Your task is to print the listing exactly as it stands.

Data excerpts –
• • •

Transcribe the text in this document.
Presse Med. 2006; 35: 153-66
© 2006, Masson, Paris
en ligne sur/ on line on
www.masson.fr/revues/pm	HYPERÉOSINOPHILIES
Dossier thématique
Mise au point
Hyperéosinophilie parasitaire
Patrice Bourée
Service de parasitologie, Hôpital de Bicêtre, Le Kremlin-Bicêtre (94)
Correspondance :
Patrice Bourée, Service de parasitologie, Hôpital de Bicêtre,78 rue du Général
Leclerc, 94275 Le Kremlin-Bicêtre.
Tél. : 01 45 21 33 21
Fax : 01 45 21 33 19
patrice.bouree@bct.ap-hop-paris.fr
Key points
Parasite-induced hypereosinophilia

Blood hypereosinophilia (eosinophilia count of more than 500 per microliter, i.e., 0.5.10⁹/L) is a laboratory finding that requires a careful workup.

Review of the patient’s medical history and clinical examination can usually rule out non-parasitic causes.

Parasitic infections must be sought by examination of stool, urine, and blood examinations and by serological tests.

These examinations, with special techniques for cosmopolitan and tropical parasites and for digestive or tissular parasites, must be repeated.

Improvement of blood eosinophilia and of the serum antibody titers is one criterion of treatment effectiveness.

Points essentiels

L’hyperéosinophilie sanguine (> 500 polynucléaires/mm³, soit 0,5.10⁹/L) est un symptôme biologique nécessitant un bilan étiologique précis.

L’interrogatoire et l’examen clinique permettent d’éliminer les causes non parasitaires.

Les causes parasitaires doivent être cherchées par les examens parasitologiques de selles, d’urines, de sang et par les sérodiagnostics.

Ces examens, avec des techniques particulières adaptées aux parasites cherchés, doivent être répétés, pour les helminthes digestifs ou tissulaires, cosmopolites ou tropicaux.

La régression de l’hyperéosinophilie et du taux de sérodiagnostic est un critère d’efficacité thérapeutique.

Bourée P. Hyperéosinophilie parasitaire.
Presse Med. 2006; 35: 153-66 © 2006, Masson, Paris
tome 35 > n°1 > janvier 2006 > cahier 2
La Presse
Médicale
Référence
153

• • •

Solution below –
Transcribe the text in this document.
Presse Med. 2006; 35: 153-66
© 2006, Masson, Paris
en ligne sur/ on line on
www.masson.fr/revues/pm	HYPERÉOSINOPHILIES
Dossier thématique
Mise au point
Hyperéosinophilie parasitaire
Patrice Bourée
Service de parasitologie, Hôpital de Bicêtre, Le Kremlin-Bicêtre (94)
Correspondance :
Patrice Bourée, Service de parasitologie, Hôpital de Bicêtre,78 rue du Général
Leclerc, 94275 Le Kremlin-Bicêtre.
Tél. : 01 45 21 33 21
Fax : 01 45 21 33 19
patrice.bouree@bct.ap-hop-paris.fr
Key points
Parasite-induced hypereosinophilia

Blood hypereosinophilia (eosinophilia count of more than 500 per microliter, i.e., 0.5.10⁹/L) is a laboratory finding that requires a careful workup.

Review of the patient’s medical history and clinical examination can usually rule out non-parasitic causes.

Parasitic infections must be sought by examination of stool, urine, and blood examinations and by serological tests.

These examinations, with special techniques for cosmopolitan and tropical parasites and for digestive or tissular parasites, must be repeated.

Improvement of blood eosinophilia and of the serum antibody titers is one criterion of treatment effectiveness.

Points essentiels

L’hyperéosinophilie sanguine (> 500 polynucléaires/mm³, soit 0,5.10⁹/L) est un symptôme biologique nécessitant un bilan étiologique précis.

L’interrogatoire et l’examen clinique permettent d’éliminer les causes non parasitaires.

Les causes parasitaires doivent être cherchées par les examens parasitologiques de selles, d’urines, de sang et par les sérodiagnostics.

Ces examens, avec des techniques particulières adaptées aux parasites cherchés, doivent être répétés, pour les helminthes digestifs ou tissulaires, cosmopolites ou tropicaux.

La régression de l’hyperéosinophilie et du taux de sérodiagnostic est un critère d’efficacité thérapeutique.

Bourée P. Hyperéosinophilie parasitaire.
Presse Med. 2006; 35: 153-66 © 2006, Masson, Paris
tome 35 > n°1 > janvier 2006 > cahier 2
La Presse
Médicale
Référence
153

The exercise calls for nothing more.